# The request
Reproduce every record below exactly as written, leaving out any pictures.
====== Available data
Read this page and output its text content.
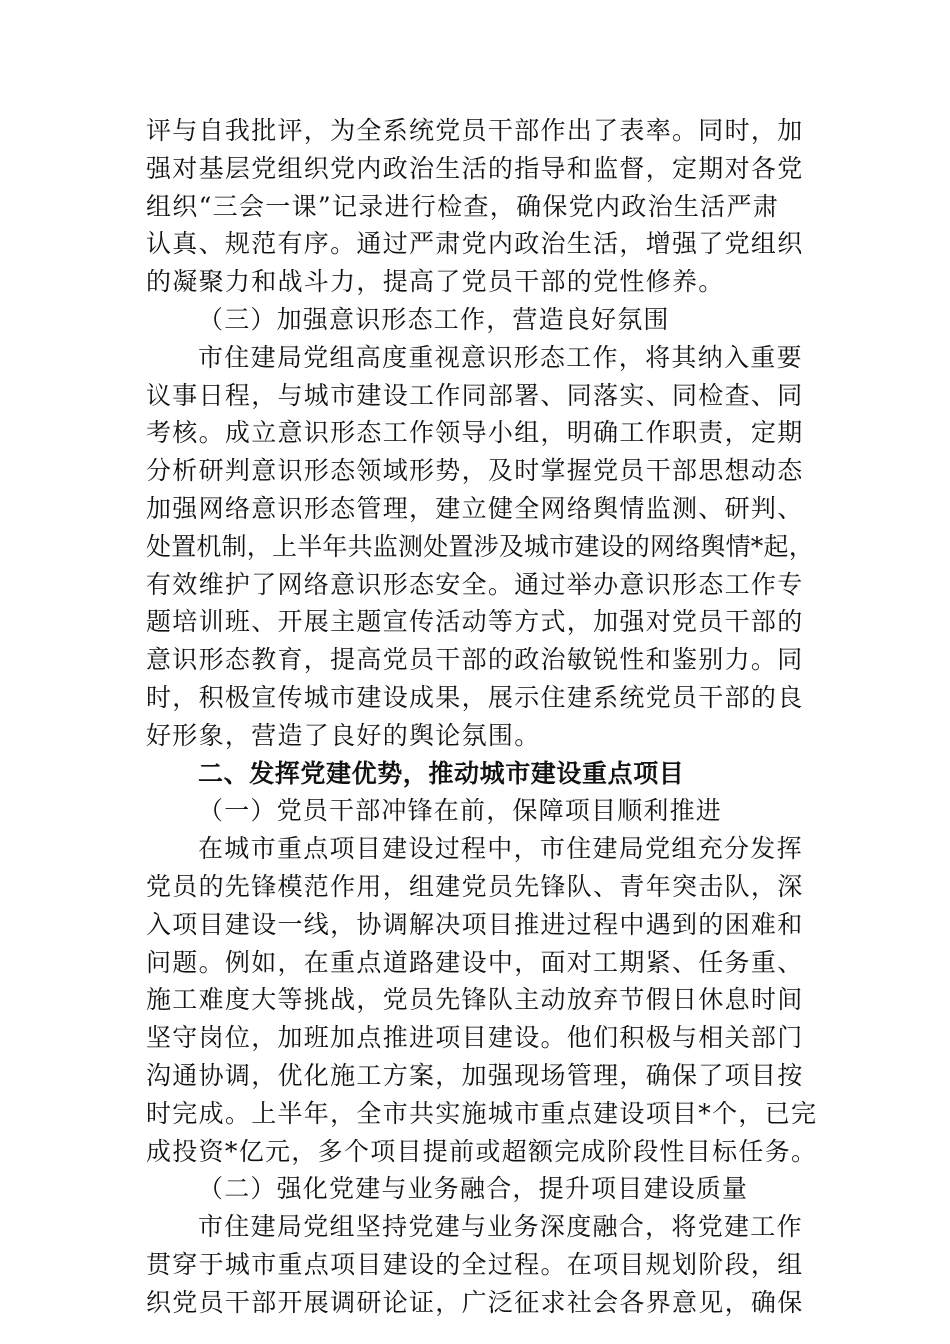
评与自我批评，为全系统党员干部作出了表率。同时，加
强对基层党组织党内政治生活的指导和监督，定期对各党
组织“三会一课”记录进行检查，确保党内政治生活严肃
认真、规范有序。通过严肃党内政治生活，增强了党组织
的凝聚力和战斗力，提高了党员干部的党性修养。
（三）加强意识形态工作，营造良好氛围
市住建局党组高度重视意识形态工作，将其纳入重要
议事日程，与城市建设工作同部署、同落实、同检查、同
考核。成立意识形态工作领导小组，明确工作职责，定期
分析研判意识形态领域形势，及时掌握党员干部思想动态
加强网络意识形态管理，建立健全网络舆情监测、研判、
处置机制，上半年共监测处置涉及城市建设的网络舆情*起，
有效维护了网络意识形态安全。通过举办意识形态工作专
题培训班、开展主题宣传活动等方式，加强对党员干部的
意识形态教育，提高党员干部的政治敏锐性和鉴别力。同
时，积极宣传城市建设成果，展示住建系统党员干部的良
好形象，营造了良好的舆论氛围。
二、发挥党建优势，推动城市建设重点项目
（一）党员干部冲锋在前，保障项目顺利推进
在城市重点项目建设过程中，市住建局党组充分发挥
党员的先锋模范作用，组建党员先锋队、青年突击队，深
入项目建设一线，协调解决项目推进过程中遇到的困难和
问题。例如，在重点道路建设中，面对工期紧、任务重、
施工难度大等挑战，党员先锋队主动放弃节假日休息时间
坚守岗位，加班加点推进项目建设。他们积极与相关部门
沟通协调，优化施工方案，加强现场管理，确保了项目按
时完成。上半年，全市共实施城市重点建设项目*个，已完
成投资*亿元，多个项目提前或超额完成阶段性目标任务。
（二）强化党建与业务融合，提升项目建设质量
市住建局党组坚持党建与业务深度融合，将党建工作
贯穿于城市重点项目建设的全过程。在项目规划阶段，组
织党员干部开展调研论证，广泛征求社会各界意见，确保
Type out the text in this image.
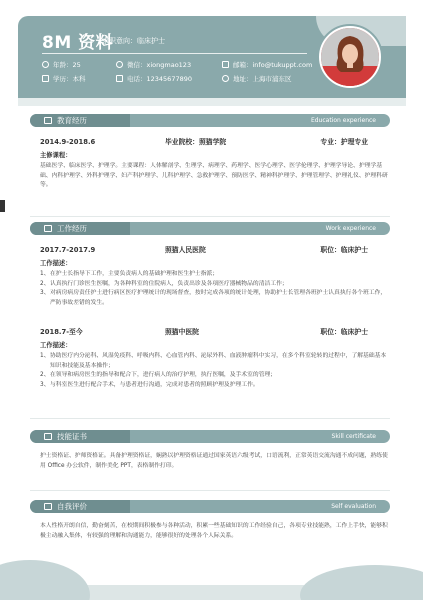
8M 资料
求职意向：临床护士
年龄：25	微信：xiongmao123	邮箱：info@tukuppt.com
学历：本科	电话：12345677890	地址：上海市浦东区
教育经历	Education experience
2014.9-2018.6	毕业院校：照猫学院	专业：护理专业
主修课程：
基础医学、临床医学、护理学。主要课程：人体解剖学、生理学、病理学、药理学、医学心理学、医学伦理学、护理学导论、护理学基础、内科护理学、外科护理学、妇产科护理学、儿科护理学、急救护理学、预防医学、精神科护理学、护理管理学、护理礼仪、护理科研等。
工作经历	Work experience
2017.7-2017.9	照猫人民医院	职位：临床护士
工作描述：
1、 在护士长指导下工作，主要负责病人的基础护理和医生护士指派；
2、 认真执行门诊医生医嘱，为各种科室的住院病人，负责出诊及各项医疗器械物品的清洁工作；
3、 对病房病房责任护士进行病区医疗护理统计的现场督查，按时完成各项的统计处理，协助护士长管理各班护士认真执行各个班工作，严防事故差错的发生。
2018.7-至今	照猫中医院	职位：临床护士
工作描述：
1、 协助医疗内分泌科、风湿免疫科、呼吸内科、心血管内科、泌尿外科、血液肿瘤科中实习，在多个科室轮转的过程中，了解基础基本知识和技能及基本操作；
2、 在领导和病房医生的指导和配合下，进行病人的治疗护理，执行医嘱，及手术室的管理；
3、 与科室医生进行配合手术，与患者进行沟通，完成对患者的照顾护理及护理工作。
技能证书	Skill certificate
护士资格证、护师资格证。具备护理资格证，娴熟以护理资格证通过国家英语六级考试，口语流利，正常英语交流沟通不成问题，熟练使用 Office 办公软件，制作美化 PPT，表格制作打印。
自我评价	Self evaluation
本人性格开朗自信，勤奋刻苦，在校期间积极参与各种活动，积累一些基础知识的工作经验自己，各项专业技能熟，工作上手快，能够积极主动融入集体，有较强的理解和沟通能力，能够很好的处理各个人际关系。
============
# The completed task
Read this page and output its text content.
评与自我批评，为全系统党员干部作出了表率。同时，加
强对基层党组织党内政治生活的指导和监督，定期对各党
组织“三会一课”记录进行检查，确保党内政治生活严肃
认真、规范有序。通过严肃党内政治生活，增强了党组织
的凝聚力和战斗力，提高了党员干部的党性修养。
（三）加强意识形态工作，营造良好氛围
市住建局党组高度重视意识形态工作，将其纳入重要
议事日程，与城市建设工作同部署、同落实、同检查、同
考核。成立意识形态工作领导小组，明确工作职责，定期
分析研判意识形态领域形势，及时掌握党员干部思想动态
加强网络意识形态管理，建立健全网络舆情监测、研判、
处置机制，上半年共监测处置涉及城市建设的网络舆情*起，
有效维护了网络意识形态安全。通过举办意识形态工作专
题培训班、开展主题宣传活动等方式，加强对党员干部的
意识形态教育，提高党员干部的政治敏锐性和鉴别力。同
时，积极宣传城市建设成果，展示住建系统党员干部的良
好形象，营造了良好的舆论氛围。
二、发挥党建优势，推动城市建设重点项目
（一）党员干部冲锋在前，保障项目顺利推进
在城市重点项目建设过程中，市住建局党组充分发挥
党员的先锋模范作用，组建党员先锋队、青年突击队，深
入项目建设一线，协调解决项目推进过程中遇到的困难和
问题。例如，在重点道路建设中，面对工期紧、任务重、
施工难度大等挑战，党员先锋队主动放弃节假日休息时间
坚守岗位，加班加点推进项目建设。他们积极与相关部门
沟通协调，优化施工方案，加强现场管理，确保了项目按
时完成。上半年，全市共实施城市重点建设项目*个，已完
成投资*亿元，多个项目提前或超额完成阶段性目标任务。
（二）强化党建与业务融合，提升项目建设质量
市住建局党组坚持党建与业务深度融合，将党建工作
贯穿于城市重点项目建设的全过程。在项目规划阶段，组
织党员干部开展调研论证，广泛征求社会各界意见，确保
Type out the text in this image.
8M 资料
求职意向：临床护士
年龄：25	微信：xiongmao123	邮箱：info@tukuppt.com
学历：本科	电话：12345677890	地址：上海市浦东区
教育经历	Education experience
2014.9-2018.6	毕业院校：照猫学院	专业：护理专业
主修课程：
基础医学、临床医学、护理学。主要课程：人体解剖学、生理学、病理学、药理学、医学心理学、医学伦理学、护理学导论、护理学基础、内科护理学、外科护理学、妇产科护理学、儿科护理学、急救护理学、预防医学、精神科护理学、护理管理学、护理礼仪、护理科研等。
工作经历	Work experience
2017.7-2017.9	照猫人民医院	职位：临床护士
工作描述：
1、 在护士长指导下工作，主要负责病人的基础护理和医生护士指派；
2、 认真执行门诊医生医嘱，为各种科室的住院病人，负责出诊及各项医疗器械物品的清洁工作；
3、 对病房病房责任护士进行病区医疗护理统计的现场督查，按时完成各项的统计处理，协助护士长管理各班护士认真执行各个班工作，严防事故差错的发生。
2018.7-至今	照猫中医院	职位：临床护士
工作描述：
1、 协助医疗内分泌科、风湿免疫科、呼吸内科、心血管内科、泌尿外科、血液肿瘤科中实习，在多个科室轮转的过程中，了解基础基本知识和技能及基本操作；
2、 在领导和病房医生的指导和配合下，进行病人的治疗护理，执行医嘱，及手术室的管理；
3、 与科室医生进行配合手术，与患者进行沟通，完成对患者的照顾护理及护理工作。
技能证书	Skill certificate
护士资格证、护师资格证。具备护理资格证，娴熟以护理资格证通过国家英语六级考试，口语流利，正常英语交流沟通不成问题，熟练使用 Office 办公软件，制作美化 PPT，表格制作打印。
自我评价	Self evaluation
本人性格开朗自信，勤奋刻苦，在校期间积极参与各种活动，积累一些基础知识的工作经验自己，各项专业技能熟，工作上手快，能够积极主动融入集体，有较强的理解和沟通能力，能够很好的处理各个人际关系。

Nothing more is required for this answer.